Requests
A: In the blog post about dating, where is the writer going tonight?
B: Please return the blog post from "He says(to the" down to "on seeing me...".
C: Take the blog post about dating further, starting after its last sentence.

Passage given
▼

Tuesday, July 10, 2001

So tonight I want to talk(briefly) about how stupid men and women are. I mean really. Who established the whole "call too much rule?" And when did it become suddenly so cool for men and women to be dishonest with those they are supposed to be dating?

The reason why I mention this is that I have this friend who is in one of these dumb dating typed situations. Basically she asked my boyfriend to do a favor. The guy she is "dating" is an old high school buddy of ours. We're going to San Francisco tonight, and against my BF's advisory, I asked if she wanted to go along.

She says
Her request was to call him up, and let him know that we were going, and to see if he wanted to go. They had plans to hang out that night. She had tried to call him earlier that evening, and ended up leaving a message.


He says(to the BF over the phone)
Hanging out tonight was very tenative. I just got home, and I have been training tonight for my soccer league(at college). I didn't really think she was planning on seeing me...

▲

Data shown
▼

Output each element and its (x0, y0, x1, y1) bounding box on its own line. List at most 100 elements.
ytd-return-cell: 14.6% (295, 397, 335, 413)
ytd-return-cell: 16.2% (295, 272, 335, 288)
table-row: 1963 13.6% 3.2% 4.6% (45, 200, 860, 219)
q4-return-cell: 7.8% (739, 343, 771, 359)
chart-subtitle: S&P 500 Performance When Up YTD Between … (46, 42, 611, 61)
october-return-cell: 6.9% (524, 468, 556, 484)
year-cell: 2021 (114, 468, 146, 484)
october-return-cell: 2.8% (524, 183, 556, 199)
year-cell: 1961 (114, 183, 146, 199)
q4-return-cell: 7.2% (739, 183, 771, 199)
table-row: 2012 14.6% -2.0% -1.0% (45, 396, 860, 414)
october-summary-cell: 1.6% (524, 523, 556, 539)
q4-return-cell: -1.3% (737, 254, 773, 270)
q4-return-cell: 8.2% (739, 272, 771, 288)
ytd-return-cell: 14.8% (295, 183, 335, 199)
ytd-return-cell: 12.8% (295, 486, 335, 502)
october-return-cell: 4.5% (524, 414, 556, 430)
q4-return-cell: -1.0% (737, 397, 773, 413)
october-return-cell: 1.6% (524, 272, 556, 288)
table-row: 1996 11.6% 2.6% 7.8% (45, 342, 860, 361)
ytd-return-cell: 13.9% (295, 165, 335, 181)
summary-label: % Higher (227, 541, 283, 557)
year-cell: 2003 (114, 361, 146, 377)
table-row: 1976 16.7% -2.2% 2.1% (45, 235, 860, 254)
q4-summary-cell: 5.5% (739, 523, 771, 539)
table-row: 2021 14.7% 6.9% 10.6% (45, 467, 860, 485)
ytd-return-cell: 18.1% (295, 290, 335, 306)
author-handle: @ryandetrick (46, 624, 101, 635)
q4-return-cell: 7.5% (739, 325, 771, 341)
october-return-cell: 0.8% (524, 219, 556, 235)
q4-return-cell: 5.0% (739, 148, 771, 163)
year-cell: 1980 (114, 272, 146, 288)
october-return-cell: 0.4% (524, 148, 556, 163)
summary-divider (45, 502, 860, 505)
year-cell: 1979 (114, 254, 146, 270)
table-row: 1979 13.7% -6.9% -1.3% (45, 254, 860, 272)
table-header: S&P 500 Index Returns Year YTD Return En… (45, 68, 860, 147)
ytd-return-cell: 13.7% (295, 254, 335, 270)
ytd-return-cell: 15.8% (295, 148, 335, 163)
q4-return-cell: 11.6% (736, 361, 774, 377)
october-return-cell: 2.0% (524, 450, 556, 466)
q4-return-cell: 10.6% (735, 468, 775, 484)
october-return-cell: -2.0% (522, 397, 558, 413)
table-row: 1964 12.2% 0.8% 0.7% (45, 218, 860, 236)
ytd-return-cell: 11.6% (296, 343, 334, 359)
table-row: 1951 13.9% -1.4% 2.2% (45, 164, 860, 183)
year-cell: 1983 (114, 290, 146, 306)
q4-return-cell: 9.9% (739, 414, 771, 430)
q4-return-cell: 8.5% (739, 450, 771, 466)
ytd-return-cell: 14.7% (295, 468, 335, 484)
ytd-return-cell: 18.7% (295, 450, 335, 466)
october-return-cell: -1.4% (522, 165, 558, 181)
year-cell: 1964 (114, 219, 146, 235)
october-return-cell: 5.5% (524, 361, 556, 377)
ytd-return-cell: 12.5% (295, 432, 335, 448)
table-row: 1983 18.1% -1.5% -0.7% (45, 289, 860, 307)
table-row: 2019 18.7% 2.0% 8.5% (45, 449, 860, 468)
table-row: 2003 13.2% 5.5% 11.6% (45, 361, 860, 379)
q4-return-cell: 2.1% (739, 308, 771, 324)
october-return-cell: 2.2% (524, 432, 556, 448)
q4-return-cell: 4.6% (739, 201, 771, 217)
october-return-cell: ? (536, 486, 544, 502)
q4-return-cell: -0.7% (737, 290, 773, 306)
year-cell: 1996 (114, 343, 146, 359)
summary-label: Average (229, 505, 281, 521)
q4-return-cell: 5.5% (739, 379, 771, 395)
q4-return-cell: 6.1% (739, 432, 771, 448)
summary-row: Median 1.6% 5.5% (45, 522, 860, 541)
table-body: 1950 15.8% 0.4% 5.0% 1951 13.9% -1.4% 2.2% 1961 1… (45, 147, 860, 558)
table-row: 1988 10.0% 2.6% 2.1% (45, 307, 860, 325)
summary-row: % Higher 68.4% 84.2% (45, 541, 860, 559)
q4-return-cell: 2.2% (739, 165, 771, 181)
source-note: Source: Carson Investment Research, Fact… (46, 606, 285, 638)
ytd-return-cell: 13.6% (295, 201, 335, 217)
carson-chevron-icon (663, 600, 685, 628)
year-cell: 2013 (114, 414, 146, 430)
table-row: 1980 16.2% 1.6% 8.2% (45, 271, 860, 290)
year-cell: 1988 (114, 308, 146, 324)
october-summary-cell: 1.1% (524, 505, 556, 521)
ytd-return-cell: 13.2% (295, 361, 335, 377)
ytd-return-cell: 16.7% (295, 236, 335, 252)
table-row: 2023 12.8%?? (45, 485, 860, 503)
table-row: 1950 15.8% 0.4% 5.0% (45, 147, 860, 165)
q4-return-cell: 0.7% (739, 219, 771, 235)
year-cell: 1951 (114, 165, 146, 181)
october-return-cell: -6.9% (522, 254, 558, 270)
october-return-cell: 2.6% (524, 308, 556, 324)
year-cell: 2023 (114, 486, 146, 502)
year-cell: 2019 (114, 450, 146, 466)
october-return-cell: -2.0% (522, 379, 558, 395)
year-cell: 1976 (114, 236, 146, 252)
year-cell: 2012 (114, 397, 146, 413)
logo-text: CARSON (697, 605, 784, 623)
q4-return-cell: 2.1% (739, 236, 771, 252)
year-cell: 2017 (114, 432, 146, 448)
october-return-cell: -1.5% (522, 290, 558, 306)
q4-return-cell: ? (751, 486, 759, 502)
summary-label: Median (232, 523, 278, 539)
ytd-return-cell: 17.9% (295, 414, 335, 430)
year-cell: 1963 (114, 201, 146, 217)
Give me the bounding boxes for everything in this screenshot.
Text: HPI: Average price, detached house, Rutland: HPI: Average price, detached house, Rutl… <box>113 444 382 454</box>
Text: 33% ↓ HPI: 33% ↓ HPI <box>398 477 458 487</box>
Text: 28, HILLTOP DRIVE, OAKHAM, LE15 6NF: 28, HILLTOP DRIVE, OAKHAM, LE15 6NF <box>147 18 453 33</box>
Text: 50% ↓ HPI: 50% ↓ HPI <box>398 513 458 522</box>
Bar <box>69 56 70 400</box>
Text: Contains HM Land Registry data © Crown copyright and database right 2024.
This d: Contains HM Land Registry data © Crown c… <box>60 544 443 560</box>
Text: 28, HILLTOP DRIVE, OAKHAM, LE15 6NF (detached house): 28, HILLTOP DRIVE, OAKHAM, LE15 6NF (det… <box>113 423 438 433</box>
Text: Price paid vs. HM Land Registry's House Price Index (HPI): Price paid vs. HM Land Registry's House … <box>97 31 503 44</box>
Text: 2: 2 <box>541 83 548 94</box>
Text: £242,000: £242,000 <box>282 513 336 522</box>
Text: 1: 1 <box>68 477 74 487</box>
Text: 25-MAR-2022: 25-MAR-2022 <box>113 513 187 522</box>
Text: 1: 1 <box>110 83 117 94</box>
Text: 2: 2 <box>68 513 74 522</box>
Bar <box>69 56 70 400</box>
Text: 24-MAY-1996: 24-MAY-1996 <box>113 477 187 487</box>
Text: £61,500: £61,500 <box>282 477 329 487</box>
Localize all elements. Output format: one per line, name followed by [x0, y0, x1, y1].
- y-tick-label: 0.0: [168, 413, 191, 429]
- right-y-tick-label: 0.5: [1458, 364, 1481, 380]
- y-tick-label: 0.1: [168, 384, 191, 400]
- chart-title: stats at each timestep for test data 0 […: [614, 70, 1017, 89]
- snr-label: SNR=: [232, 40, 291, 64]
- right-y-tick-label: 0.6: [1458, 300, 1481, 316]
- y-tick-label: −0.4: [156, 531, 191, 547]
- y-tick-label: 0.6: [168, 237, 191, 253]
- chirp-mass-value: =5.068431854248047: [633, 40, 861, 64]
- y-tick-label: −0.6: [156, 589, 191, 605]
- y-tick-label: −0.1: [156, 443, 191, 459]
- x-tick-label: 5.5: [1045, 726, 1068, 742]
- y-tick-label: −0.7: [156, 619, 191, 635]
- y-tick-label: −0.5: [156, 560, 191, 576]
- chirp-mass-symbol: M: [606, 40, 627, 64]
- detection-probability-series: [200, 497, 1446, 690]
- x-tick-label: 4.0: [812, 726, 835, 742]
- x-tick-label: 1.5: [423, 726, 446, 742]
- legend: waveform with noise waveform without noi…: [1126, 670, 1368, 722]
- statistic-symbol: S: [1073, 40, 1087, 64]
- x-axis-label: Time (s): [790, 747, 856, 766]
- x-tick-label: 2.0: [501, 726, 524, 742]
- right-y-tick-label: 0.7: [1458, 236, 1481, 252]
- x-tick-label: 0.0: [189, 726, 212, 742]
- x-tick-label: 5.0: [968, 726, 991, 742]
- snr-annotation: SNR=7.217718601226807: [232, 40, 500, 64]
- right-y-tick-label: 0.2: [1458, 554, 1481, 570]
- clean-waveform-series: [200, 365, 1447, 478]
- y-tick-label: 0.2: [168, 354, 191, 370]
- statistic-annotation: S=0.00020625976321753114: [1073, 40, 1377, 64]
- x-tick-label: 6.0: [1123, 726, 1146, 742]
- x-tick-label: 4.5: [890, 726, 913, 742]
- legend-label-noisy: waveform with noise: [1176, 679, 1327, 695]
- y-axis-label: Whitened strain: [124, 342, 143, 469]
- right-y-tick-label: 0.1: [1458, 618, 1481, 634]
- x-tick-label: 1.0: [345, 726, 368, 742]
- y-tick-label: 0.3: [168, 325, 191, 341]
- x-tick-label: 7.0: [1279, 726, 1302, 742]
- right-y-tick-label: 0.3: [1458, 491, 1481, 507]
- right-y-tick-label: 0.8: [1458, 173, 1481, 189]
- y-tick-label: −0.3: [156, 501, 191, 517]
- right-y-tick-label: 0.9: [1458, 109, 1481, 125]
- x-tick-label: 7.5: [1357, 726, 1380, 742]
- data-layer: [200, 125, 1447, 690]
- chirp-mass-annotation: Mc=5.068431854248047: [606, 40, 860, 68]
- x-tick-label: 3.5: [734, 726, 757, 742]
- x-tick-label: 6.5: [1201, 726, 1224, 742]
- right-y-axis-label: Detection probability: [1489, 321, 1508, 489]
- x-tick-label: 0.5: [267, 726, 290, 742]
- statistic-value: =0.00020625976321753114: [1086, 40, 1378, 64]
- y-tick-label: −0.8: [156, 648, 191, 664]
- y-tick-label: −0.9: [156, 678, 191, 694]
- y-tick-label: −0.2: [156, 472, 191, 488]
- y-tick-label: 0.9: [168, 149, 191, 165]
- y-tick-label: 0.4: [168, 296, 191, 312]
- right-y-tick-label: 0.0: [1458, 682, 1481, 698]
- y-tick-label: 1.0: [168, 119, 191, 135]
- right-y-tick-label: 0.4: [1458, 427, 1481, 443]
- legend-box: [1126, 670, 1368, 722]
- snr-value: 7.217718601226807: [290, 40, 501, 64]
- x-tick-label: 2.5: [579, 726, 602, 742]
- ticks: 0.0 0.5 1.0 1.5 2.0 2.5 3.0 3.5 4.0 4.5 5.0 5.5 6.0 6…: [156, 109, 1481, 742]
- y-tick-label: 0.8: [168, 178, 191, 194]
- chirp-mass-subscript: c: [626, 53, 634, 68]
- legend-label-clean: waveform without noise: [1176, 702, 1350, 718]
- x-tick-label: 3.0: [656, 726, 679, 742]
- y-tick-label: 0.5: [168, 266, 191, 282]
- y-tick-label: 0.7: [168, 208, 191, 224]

▲

Outputs in order
A: San Francisco.

B:
He says(to the BF over the phone)
Hanging out tonight was very tenative. I just got home, and I have been training tonight for my soccer league(at college). I didn't really think she was planning on seeing me...

C:
She says
He was supposed to see Scary Movie Two with me last night, and I called him from my friend's cell phone to ensure that the plans still held and he told me he went to see the movie with his cousins. HE DID SAY WE WOULD BE HANGING OUT TONIGHT!!!


I say
When was the last time he called you unprovoked?


She says
Last Friday or something.


I think
If you can't remember when he called last, that's a bad sign.

I don't know what to think about this. WHY CAN'T WE ALL JUST GET ALONG? And another thing. You men use that cyrptic language that no woman understands. I know because my boyfriend still tries to do it. This is the most frustrating thing about men. If men would just stop and say "Hey, I don't really want to see you again" sure it would be quick and painful but the ideal word is QUICK.

Monday, July 09, 2001

So I love this whole archive thing. I started this whole bit a little over twenty four hours ago, and yet I have an archives link. Shew. Hopefully someone will let me know that they are in fact reading this, and I can get a archive going, because I know that someone wants more.

But I think I have better things to do than this, like studying. I got about fourteen pages further, which still leaves me with about fourty five more. Damn. No more summer school after this.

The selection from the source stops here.